_Work to complete_: Reproduce every line of the material below, but drop the pictures.
====
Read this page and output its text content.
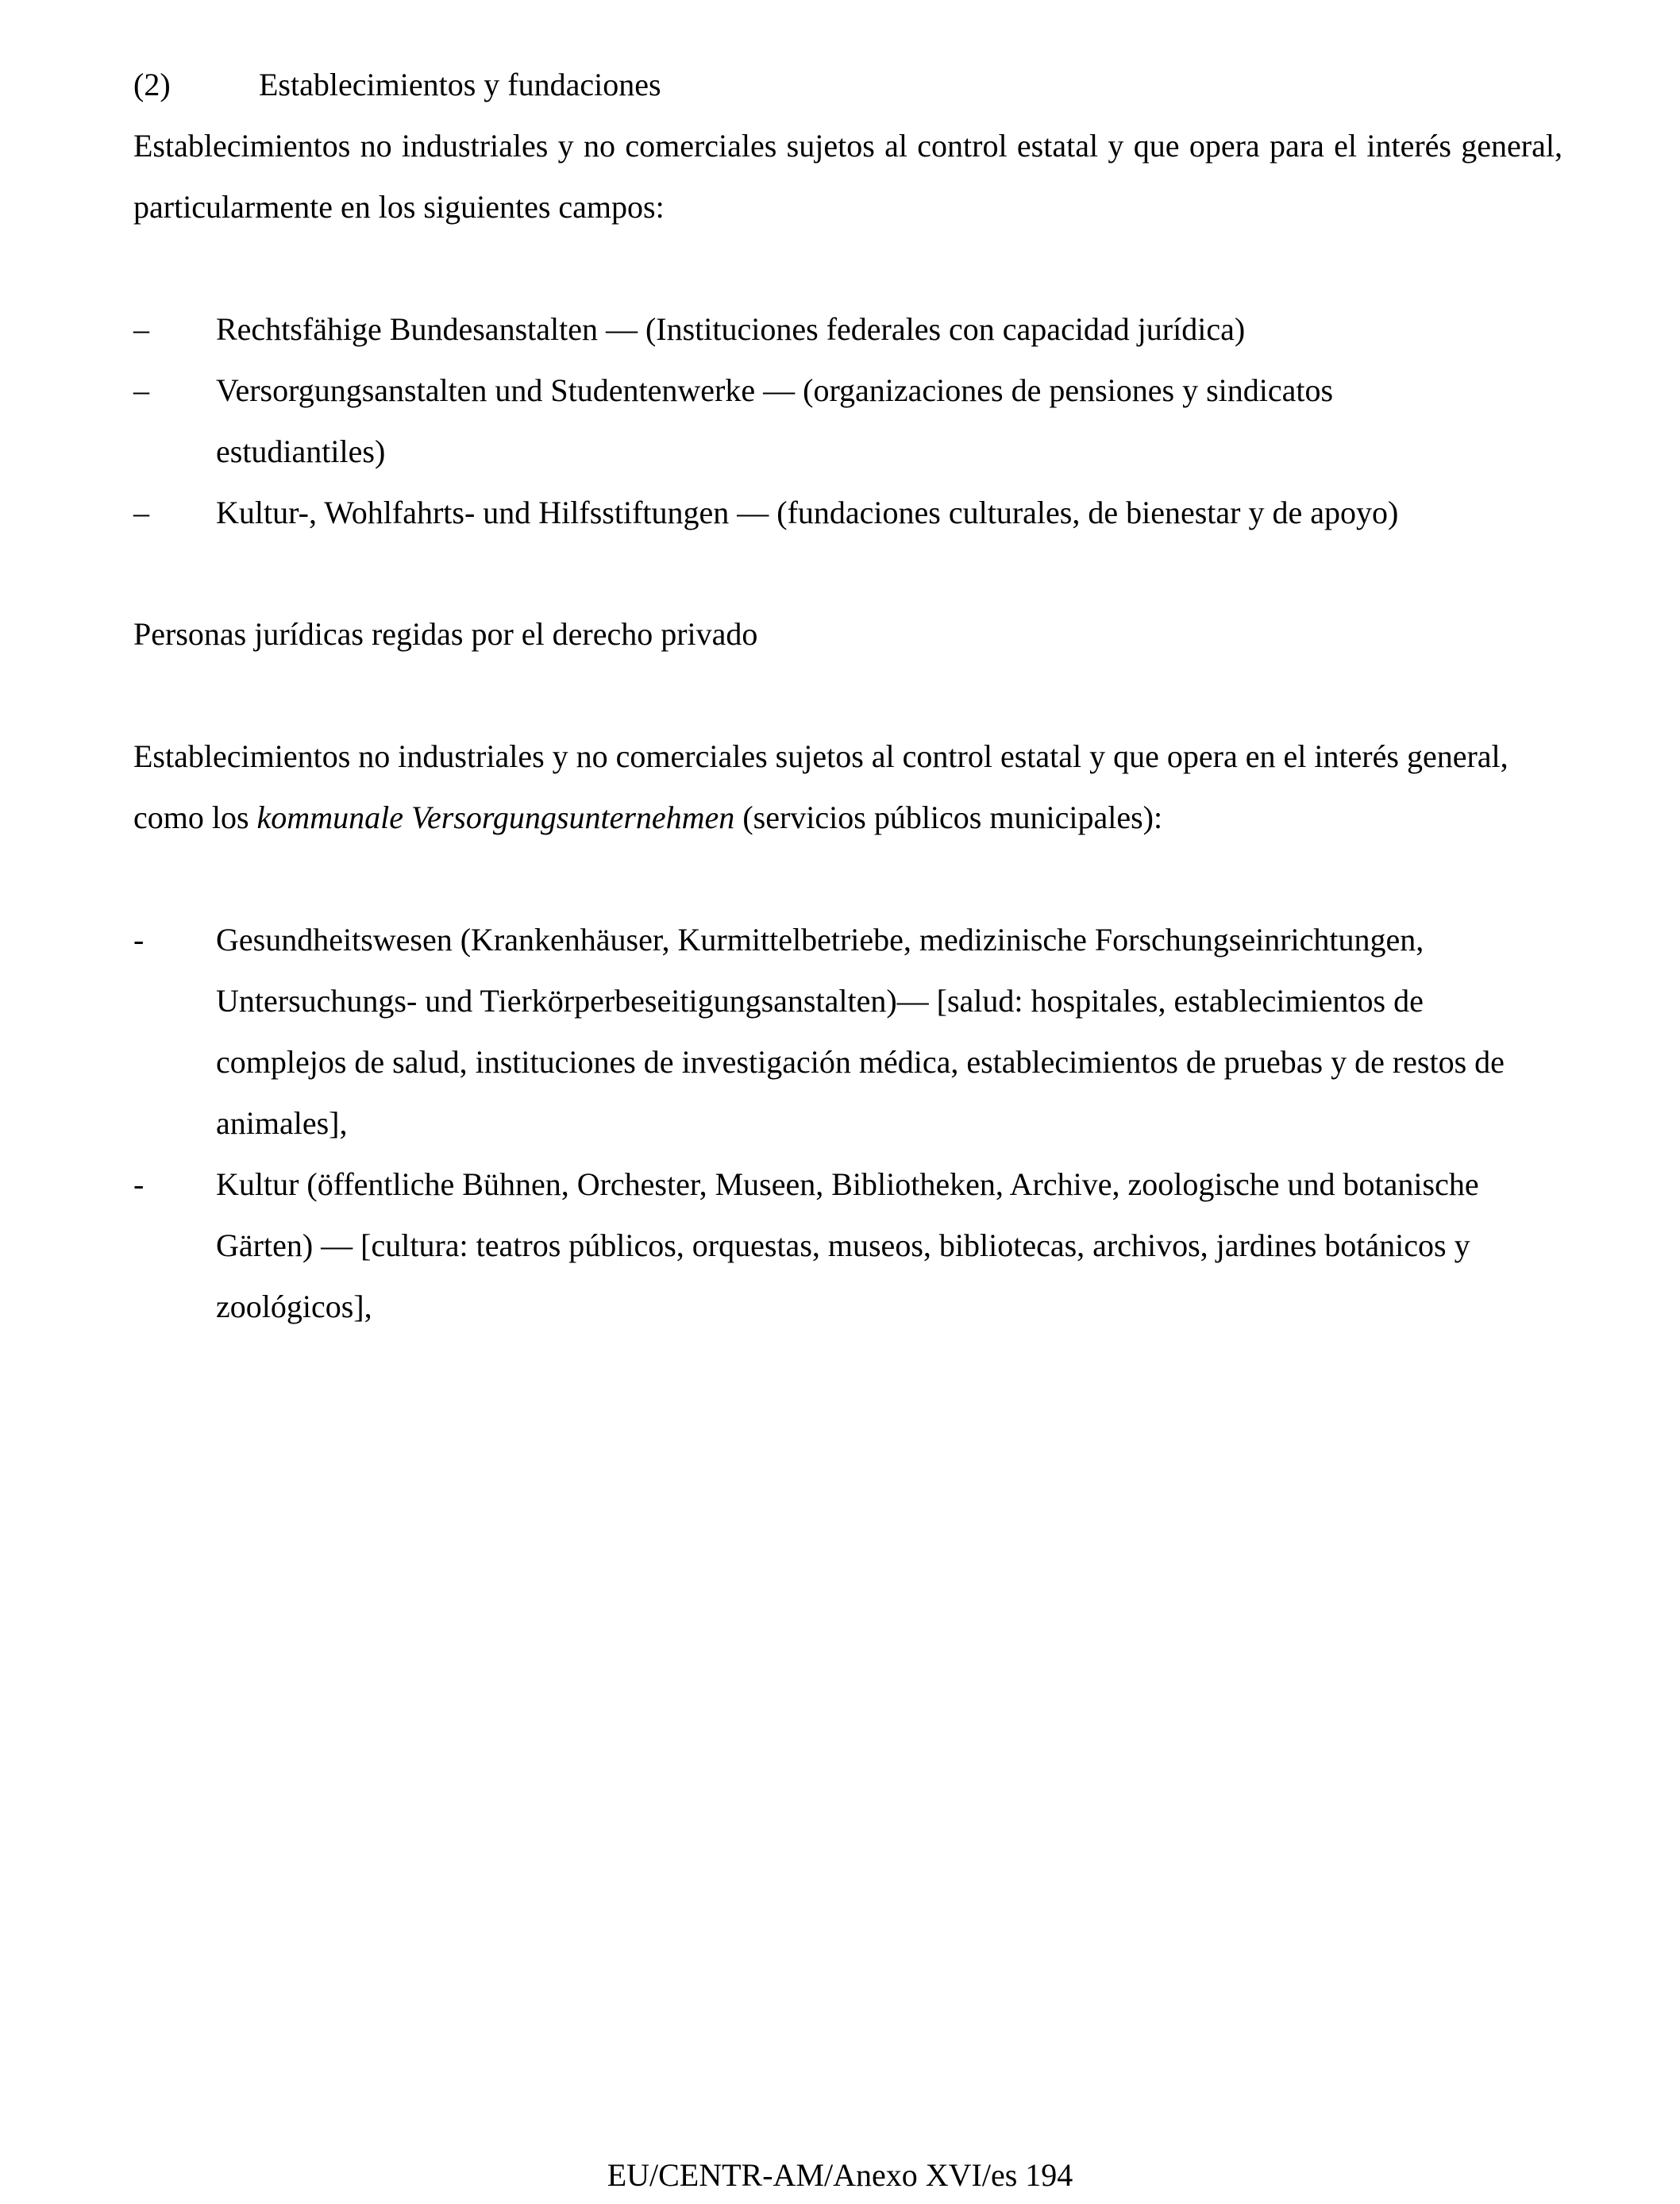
(2)	Establecimientos y fundaciones
Establecimientos no industriales y no comerciales sujetos al control estatal y que opera para el interés general, particularmente en los siguientes campos:
– Rechtsfähige Bundesanstalten — (Instituciones federales con capacidad jurídica)
– Versorgungsanstalten und Studentenwerke — (organizaciones de pensiones y sindicatos estudiantiles)
– Kultur-, Wohlfahrts- und Hilfsstiftungen — (fundaciones culturales, de bienestar y de apoyo)
Personas jurídicas regidas por el derecho privado
Establecimientos no industriales y no comerciales sujetos al control estatal y que opera en el interés general, como los kommunale Versorgungsunternehmen (servicios públicos municipales):
- Gesundheitswesen (Krankenhäuser, Kurmittelbetriebe, medizinische Forschungseinrichtungen, Untersuchungs- und Tierkörperbeseitigungsanstalten)— [salud: hospitales, establecimientos de complejos de salud, instituciones de investigación médica, establecimientos de pruebas y de restos de animales],
- Kultur (öffentliche Bühnen, Orchester, Museen, Bibliotheken, Archive, zoologische und botanische Gärten) — [cultura: teatros públicos, orquestas, museos, bibliotecas, archivos, jardines botánicos y zoológicos],
EU/CENTR-AM/Anexo XVI/es 194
====
_Answer to the exercise_:
Read this page and output its text content.
(2)	Establecimientos y fundaciones
Establecimientos no industriales y no comerciales sujetos al control estatal y que opera para el interés general, particularmente en los siguientes campos:
– Rechtsfähige Bundesanstalten — (Instituciones federales con capacidad jurídica)
– Versorgungsanstalten und Studentenwerke — (organizaciones de pensiones y sindicatos estudiantiles)
– Kultur-, Wohlfahrts- und Hilfsstiftungen — (fundaciones culturales, de bienestar y de apoyo)
Personas jurídicas regidas por el derecho privado
Establecimientos no industriales y no comerciales sujetos al control estatal y que opera en el interés general, como los kommunale Versorgungsunternehmen (servicios públicos municipales):
- Gesundheitswesen (Krankenhäuser, Kurmittelbetriebe, medizinische Forschungseinrichtungen, Untersuchungs- und Tierkörperbeseitigungsanstalten)— [salud: hospitales, establecimientos de complejos de salud, instituciones de investigación médica, establecimientos de pruebas y de restos de animales],
- Kultur (öffentliche Bühnen, Orchester, Museen, Bibliotheken, Archive, zoologische und botanische Gärten) — [cultura: teatros públicos, orquestas, museos, bibliotecas, archivos, jardines botánicos y zoológicos],
EU/CENTR-AM/Anexo XVI/es 194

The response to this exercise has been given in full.